• _TASK DESCRIPTION_
Every entry needs to be printed exactly, please.

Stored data
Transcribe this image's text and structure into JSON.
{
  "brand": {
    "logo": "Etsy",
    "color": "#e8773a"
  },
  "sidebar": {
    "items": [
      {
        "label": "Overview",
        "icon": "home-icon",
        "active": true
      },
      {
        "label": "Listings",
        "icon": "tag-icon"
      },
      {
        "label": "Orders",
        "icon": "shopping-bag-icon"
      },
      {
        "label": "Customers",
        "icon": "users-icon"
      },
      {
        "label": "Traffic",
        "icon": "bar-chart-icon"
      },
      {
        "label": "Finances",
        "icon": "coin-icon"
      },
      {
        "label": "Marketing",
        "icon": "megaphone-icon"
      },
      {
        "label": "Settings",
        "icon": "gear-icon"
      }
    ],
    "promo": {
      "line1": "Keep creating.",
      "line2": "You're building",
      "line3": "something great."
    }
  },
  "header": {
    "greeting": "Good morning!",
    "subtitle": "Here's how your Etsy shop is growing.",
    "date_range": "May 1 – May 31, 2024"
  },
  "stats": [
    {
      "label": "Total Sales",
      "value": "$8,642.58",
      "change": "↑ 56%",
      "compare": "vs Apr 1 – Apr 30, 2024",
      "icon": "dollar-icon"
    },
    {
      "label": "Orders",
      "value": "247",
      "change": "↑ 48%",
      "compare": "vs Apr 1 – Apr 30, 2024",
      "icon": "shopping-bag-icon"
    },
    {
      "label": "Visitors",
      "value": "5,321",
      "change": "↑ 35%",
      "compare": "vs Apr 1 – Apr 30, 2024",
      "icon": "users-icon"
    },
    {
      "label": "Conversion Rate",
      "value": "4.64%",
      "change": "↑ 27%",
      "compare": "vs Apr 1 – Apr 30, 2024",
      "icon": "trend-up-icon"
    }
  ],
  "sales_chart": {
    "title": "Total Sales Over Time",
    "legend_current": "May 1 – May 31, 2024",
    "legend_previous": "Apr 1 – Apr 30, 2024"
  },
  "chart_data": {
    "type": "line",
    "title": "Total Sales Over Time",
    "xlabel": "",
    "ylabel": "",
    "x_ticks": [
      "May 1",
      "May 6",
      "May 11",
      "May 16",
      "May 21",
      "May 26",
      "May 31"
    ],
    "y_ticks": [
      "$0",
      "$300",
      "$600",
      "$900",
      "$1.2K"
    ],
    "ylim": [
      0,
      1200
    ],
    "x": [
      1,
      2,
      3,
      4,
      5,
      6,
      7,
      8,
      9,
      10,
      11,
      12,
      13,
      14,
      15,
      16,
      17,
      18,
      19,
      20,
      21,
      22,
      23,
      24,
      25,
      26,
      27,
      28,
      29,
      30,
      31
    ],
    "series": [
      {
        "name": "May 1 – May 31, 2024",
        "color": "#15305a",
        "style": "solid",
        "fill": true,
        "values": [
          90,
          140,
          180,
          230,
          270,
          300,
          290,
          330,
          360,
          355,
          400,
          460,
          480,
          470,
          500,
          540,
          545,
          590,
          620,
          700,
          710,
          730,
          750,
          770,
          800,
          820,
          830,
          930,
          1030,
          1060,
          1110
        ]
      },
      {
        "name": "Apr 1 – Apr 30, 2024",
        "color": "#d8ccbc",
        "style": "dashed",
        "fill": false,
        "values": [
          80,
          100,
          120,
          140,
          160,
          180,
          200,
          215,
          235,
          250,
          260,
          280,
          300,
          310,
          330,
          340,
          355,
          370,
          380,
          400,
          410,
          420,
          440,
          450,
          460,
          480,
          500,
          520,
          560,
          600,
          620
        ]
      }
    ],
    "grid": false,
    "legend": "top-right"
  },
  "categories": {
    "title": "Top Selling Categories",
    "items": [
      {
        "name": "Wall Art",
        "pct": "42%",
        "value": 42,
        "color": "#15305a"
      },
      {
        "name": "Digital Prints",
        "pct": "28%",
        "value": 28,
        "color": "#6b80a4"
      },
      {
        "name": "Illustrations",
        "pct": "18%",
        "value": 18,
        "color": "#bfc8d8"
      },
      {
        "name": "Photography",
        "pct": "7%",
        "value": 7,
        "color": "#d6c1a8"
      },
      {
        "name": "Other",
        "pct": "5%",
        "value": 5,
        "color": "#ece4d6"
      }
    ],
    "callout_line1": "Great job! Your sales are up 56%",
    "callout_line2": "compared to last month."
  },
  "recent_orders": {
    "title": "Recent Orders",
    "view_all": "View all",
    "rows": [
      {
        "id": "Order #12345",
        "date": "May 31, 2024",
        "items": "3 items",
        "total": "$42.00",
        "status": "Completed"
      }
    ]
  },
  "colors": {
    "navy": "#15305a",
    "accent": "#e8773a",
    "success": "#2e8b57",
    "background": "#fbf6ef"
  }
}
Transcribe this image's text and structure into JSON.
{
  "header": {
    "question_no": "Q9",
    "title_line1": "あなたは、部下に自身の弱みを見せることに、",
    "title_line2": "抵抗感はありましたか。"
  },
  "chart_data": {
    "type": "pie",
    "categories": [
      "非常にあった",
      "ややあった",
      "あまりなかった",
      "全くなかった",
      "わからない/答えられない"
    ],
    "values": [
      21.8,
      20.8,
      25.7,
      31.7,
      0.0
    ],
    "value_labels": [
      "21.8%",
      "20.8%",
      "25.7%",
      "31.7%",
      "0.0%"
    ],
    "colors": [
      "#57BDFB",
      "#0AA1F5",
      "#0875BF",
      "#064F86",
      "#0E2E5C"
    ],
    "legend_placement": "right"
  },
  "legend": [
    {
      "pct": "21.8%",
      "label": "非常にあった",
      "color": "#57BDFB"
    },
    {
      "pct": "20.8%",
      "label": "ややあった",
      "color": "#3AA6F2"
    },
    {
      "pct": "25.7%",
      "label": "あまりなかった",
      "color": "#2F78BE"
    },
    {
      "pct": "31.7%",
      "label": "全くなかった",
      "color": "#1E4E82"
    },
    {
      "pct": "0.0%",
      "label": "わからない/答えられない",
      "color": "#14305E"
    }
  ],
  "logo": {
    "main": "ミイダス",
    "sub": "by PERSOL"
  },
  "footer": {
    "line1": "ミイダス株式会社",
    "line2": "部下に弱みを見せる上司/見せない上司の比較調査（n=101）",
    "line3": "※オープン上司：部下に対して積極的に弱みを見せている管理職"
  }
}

• _RESPONSE TO THE TASK_
Transcribe this image's text and structure into JSON.
{
  "brand": {
    "logo": "Etsy",
    "color": "#e8773a"
  },
  "sidebar": {
    "items": [
      {
        "label": "Overview",
        "icon": "home-icon",
        "active": true
      },
      {
        "label": "Listings",
        "icon": "tag-icon"
      },
      {
        "label": "Orders",
        "icon": "shopping-bag-icon"
      },
      {
        "label": "Customers",
        "icon": "users-icon"
      },
      {
        "label": "Traffic",
        "icon": "bar-chart-icon"
      },
      {
        "label": "Finances",
        "icon": "coin-icon"
      },
      {
        "label": "Marketing",
        "icon": "megaphone-icon"
      },
      {
        "label": "Settings",
        "icon": "gear-icon"
      }
    ],
    "promo": {
      "line1": "Keep creating.",
      "line2": "You're building",
      "line3": "something great."
    }
  },
  "header": {
    "greeting": "Good morning!",
    "subtitle": "Here's how your Etsy shop is growing.",
    "date_range": "May 1 – May 31, 2024"
  },
  "stats": [
    {
      "label": "Total Sales",
      "value": "$8,642.58",
      "change": "↑ 56%",
      "compare": "vs Apr 1 – Apr 30, 2024",
      "icon": "dollar-icon"
    },
    {
      "label": "Orders",
      "value": "247",
      "change": "↑ 48%",
      "compare": "vs Apr 1 – Apr 30, 2024",
      "icon": "shopping-bag-icon"
    },
    {
      "label": "Visitors",
      "value": "5,321",
      "change": "↑ 35%",
      "compare": "vs Apr 1 – Apr 30, 2024",
      "icon": "users-icon"
    },
    {
      "label": "Conversion Rate",
      "value": "4.64%",
      "change": "↑ 27%",
      "compare": "vs Apr 1 – Apr 30, 2024",
      "icon": "trend-up-icon"
    }
  ],
  "sales_chart": {
    "title": "Total Sales Over Time",
    "legend_current": "May 1 – May 31, 2024",
    "legend_previous": "Apr 1 – Apr 30, 2024"
  },
  "chart_data": {
    "type": "line",
    "title": "Total Sales Over Time",
    "xlabel": "",
    "ylabel": "",
    "x_ticks": [
      "May 1",
      "May 6",
      "May 11",
      "May 16",
      "May 21",
      "May 26",
      "May 31"
    ],
    "y_ticks": [
      "$0",
      "$300",
      "$600",
      "$900",
      "$1.2K"
    ],
    "ylim": [
      0,
      1200
    ],
    "x": [
      1,
      2,
      3,
      4,
      5,
      6,
      7,
      8,
      9,
      10,
      11,
      12,
      13,
      14,
      15,
      16,
      17,
      18,
      19,
      20,
      21,
      22,
      23,
      24,
      25,
      26,
      27,
      28,
      29,
      30,
      31
    ],
    "series": [
      {
        "name": "May 1 – May 31, 2024",
        "color": "#15305a",
        "style": "solid",
        "fill": true,
        "values": [
          90,
          140,
          180,
          230,
          270,
          300,
          290,
          330,
          360,
          355,
          400,
          460,
          480,
          470,
          500,
          540,
          545,
          590,
          620,
          700,
          710,
          730,
          750,
          770,
          800,
          820,
          830,
          930,
          1030,
          1060,
          1110
        ]
      },
      {
        "name": "Apr 1 – Apr 30, 2024",
        "color": "#d8ccbc",
        "style": "dashed",
        "fill": false,
        "values": [
          80,
          100,
          120,
          140,
          160,
          180,
          200,
          215,
          235,
          250,
          260,
          280,
          300,
          310,
          330,
          340,
          355,
          370,
          380,
          400,
          410,
          420,
          440,
          450,
          460,
          480,
          500,
          520,
          560,
          600,
          620
        ]
      }
    ],
    "grid": false,
    "legend": "top-right"
  },
  "categories": {
    "title": "Top Selling Categories",
    "items": [
      {
        "name": "Wall Art",
        "pct": "42%",
        "value": 42,
        "color": "#15305a"
      },
      {
        "name": "Digital Prints",
        "pct": "28%",
        "value": 28,
        "color": "#6b80a4"
      },
      {
        "name": "Illustrations",
        "pct": "18%",
        "value": 18,
        "color": "#bfc8d8"
      },
      {
        "name": "Photography",
        "pct": "7%",
        "value": 7,
        "color": "#d6c1a8"
      },
      {
        "name": "Other",
        "pct": "5%",
        "value": 5,
        "color": "#ece4d6"
      }
    ],
    "callout_line1": "Great job! Your sales are up 56%",
    "callout_line2": "compared to last month."
  },
  "recent_orders": {
    "title": "Recent Orders",
    "view_all": "View all",
    "rows": [
      {
        "id": "Order #12345",
        "date": "May 31, 2024",
        "items": "3 items",
        "total": "$42.00",
        "status": "Completed"
      }
    ]
  },
  "colors": {
    "navy": "#15305a",
    "accent": "#e8773a",
    "success": "#2e8b57",
    "background": "#fbf6ef"
  }
}
Transcribe this image's text and structure into JSON.
{
  "header": {
    "question_no": "Q9",
    "title_line1": "あなたは、部下に自身の弱みを見せることに、",
    "title_line2": "抵抗感はありましたか。"
  },
  "chart_data": {
    "type": "pie",
    "categories": [
      "非常にあった",
      "ややあった",
      "あまりなかった",
      "全くなかった",
      "わからない/答えられない"
    ],
    "values": [
      21.8,
      20.8,
      25.7,
      31.7,
      0.0
    ],
    "value_labels": [
      "21.8%",
      "20.8%",
      "25.7%",
      "31.7%",
      "0.0%"
    ],
    "colors": [
      "#57BDFB",
      "#0AA1F5",
      "#0875BF",
      "#064F86",
      "#0E2E5C"
    ],
    "legend_placement": "right"
  },
  "legend": [
    {
      "pct": "21.8%",
      "label": "非常にあった",
      "color": "#57BDFB"
    },
    {
      "pct": "20.8%",
      "label": "ややあった",
      "color": "#3AA6F2"
    },
    {
      "pct": "25.7%",
      "label": "あまりなかった",
      "color": "#2F78BE"
    },
    {
      "pct": "31.7%",
      "label": "全くなかった",
      "color": "#1E4E82"
    },
    {
      "pct": "0.0%",
      "label": "わからない/答えられない",
      "color": "#14305E"
    }
  ],
  "logo": {
    "main": "ミイダス",
    "sub": "by PERSOL"
  },
  "footer": {
    "line1": "ミイダス株式会社",
    "line2": "部下に弱みを見せる上司/見せない上司の比較調査（n=101）",
    "line3": "※オープン上司：部下に対して積極的に弱みを見せている管理職"
  }
}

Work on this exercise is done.